Start of Records supplied

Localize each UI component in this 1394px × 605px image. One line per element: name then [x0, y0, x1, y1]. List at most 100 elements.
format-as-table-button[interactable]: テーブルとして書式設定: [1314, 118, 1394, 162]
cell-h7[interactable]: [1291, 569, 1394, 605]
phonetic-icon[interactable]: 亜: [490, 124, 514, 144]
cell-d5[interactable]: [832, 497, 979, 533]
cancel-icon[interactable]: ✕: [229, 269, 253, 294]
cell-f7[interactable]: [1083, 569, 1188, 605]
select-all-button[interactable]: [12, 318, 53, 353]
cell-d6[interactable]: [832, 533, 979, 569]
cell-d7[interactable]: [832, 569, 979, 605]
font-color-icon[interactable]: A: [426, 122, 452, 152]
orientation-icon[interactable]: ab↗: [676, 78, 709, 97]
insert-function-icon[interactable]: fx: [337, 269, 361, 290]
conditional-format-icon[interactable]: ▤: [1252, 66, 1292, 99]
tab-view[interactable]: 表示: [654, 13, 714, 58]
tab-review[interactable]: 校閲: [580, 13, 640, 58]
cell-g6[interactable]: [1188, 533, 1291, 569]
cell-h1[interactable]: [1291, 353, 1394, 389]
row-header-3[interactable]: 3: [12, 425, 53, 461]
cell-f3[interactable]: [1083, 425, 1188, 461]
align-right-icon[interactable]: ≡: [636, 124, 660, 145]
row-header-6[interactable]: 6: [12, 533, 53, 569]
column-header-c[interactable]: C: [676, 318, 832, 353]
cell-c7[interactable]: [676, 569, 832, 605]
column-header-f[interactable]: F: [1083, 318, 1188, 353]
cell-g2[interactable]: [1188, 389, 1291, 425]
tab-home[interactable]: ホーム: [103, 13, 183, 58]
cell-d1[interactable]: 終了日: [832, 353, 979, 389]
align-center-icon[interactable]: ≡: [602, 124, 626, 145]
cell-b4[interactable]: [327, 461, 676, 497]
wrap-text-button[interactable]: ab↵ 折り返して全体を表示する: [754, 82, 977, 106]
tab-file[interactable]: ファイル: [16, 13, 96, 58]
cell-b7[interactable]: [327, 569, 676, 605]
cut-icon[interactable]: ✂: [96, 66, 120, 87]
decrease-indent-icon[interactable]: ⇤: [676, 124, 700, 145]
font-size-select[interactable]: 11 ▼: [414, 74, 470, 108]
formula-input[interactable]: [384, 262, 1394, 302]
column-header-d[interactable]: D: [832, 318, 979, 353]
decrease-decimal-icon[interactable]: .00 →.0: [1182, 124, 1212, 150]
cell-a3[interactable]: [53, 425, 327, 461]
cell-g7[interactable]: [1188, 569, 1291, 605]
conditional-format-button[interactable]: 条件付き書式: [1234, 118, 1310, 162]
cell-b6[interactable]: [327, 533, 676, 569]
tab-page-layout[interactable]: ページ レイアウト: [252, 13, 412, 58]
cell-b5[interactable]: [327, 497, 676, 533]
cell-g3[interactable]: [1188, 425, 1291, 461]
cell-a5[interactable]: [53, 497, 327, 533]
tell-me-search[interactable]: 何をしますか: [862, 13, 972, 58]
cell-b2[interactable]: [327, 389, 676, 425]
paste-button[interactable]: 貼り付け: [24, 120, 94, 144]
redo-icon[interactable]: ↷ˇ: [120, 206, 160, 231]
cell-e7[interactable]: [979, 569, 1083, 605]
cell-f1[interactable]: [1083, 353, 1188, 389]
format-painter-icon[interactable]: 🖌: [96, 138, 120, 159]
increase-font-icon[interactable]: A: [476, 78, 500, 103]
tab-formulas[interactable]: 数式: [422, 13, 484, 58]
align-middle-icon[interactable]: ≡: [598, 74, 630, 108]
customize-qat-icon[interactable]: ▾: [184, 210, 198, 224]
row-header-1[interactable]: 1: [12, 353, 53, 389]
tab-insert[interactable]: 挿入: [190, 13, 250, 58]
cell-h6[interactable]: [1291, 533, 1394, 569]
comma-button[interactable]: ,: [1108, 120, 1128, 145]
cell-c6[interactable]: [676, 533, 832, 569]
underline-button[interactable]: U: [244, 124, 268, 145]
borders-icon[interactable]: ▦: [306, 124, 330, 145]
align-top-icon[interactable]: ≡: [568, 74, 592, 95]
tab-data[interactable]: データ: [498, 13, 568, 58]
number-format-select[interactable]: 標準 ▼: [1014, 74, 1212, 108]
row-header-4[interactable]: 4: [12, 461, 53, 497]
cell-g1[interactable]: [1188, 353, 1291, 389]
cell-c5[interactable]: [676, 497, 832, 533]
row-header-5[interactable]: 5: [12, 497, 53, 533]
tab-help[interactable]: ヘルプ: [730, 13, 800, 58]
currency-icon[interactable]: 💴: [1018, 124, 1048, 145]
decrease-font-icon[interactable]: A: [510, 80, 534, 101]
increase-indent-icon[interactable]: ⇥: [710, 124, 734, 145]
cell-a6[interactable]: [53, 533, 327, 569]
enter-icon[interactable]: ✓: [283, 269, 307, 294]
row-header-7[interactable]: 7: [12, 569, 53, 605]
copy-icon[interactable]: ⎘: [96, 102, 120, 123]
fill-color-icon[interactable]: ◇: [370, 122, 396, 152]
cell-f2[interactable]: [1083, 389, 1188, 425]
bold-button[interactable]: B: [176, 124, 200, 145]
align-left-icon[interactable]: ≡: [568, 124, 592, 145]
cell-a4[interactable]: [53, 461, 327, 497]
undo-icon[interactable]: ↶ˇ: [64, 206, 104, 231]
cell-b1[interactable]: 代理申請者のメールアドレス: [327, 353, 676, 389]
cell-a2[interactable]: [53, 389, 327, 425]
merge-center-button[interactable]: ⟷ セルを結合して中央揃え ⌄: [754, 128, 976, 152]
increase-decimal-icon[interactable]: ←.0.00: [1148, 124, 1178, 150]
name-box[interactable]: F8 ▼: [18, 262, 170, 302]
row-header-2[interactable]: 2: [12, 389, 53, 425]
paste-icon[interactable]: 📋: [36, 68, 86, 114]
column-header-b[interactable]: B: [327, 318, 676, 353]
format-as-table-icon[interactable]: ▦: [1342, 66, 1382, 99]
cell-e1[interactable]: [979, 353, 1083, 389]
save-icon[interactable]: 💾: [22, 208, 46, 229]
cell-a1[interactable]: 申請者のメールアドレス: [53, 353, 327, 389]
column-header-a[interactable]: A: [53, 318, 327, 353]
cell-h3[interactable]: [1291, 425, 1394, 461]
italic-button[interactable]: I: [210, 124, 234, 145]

End of Records supplied

Please return the listing's lines unchanged, from its first line through the line that contains "phonetic-icon[interactable]: 亜: [490, 124, 514, 144]", with both of those lines included.

Solution ▸
Localize each UI component in this 1394px × 605px image. One line per element: name then [x0, y0, x1, y1]. List at most 100 elements.
format-as-table-button[interactable]: テーブルとして書式設定: [1314, 118, 1394, 162]
cell-h7[interactable]: [1291, 569, 1394, 605]
phonetic-icon[interactable]: 亜: [490, 124, 514, 144]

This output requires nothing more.